- [Exercise brief]:
Write out the whole listing word for word.

^^^^^^^^

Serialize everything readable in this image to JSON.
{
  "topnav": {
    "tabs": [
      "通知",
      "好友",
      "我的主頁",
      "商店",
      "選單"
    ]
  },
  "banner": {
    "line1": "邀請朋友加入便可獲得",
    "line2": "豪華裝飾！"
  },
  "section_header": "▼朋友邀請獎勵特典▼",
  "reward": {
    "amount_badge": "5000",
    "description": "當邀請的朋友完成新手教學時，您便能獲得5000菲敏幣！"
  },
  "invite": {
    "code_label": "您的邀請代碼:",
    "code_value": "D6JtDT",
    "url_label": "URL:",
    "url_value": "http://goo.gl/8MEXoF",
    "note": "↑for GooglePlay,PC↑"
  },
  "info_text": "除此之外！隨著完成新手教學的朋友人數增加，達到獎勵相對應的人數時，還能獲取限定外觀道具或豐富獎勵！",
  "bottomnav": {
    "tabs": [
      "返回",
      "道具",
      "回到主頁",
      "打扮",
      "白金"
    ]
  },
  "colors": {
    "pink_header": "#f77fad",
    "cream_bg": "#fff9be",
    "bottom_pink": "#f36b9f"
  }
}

^^^^^^^^

- [Written response]:
Serialize everything readable in this image to JSON.
{
  "topnav": {
    "tabs": [
      "通知",
      "好友",
      "我的主頁",
      "商店",
      "選單"
    ]
  },
  "banner": {
    "line1": "邀請朋友加入便可獲得",
    "line2": "豪華裝飾！"
  },
  "section_header": "▼朋友邀請獎勵特典▼",
  "reward": {
    "amount_badge": "5000",
    "description": "當邀請的朋友完成新手教學時，您便能獲得5000菲敏幣！"
  },
  "invite": {
    "code_label": "您的邀請代碼:",
    "code_value": "D6JtDT",
    "url_label": "URL:",
    "url_value": "http://goo.gl/8MEXoF",
    "note": "↑for GooglePlay,PC↑"
  },
  "info_text": "除此之外！隨著完成新手教學的朋友人數增加，達到獎勵相對應的人數時，還能獲取限定外觀道具或豐富獎勵！",
  "bottomnav": {
    "tabs": [
      "返回",
      "道具",
      "回到主頁",
      "打扮",
      "白金"
    ]
  },
  "colors": {
    "pink_header": "#f77fad",
    "cream_bg": "#fff9be",
    "bottom_pink": "#f36b9f"
  }
}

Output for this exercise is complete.